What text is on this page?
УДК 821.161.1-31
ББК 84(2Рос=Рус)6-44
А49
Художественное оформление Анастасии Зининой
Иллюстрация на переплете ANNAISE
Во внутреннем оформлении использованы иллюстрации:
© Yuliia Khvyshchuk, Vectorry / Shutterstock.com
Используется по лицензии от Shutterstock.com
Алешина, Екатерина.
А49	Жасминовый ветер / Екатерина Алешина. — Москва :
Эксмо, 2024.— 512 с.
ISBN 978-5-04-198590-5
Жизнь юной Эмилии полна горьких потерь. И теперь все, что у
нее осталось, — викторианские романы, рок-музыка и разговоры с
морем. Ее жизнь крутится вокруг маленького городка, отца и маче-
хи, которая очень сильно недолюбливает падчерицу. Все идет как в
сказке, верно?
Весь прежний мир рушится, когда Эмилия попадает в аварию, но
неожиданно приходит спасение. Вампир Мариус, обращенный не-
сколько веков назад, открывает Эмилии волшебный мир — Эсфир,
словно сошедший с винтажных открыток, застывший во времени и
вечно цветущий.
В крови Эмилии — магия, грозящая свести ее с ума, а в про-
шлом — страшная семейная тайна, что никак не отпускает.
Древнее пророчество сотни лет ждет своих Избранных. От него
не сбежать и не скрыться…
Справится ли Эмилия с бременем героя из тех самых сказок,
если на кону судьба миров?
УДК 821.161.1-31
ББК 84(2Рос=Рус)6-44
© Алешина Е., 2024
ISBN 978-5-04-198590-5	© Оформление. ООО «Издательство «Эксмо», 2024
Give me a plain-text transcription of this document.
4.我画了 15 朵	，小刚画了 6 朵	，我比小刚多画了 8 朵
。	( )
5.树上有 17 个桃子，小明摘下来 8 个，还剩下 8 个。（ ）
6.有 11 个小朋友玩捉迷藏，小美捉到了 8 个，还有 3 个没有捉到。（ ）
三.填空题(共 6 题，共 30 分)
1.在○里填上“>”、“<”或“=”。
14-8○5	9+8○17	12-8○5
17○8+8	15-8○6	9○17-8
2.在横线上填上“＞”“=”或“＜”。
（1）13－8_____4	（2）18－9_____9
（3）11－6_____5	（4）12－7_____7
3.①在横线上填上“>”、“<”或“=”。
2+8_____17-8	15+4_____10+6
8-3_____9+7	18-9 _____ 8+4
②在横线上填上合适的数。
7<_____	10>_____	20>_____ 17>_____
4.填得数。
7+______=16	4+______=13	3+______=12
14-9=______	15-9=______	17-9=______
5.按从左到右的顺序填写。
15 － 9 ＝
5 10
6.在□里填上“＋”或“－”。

--

GIVEN PROBLEM
Tally the lines of the data that contain the string "Эмилии" and report the total alone.

RESPONSE BELOW
3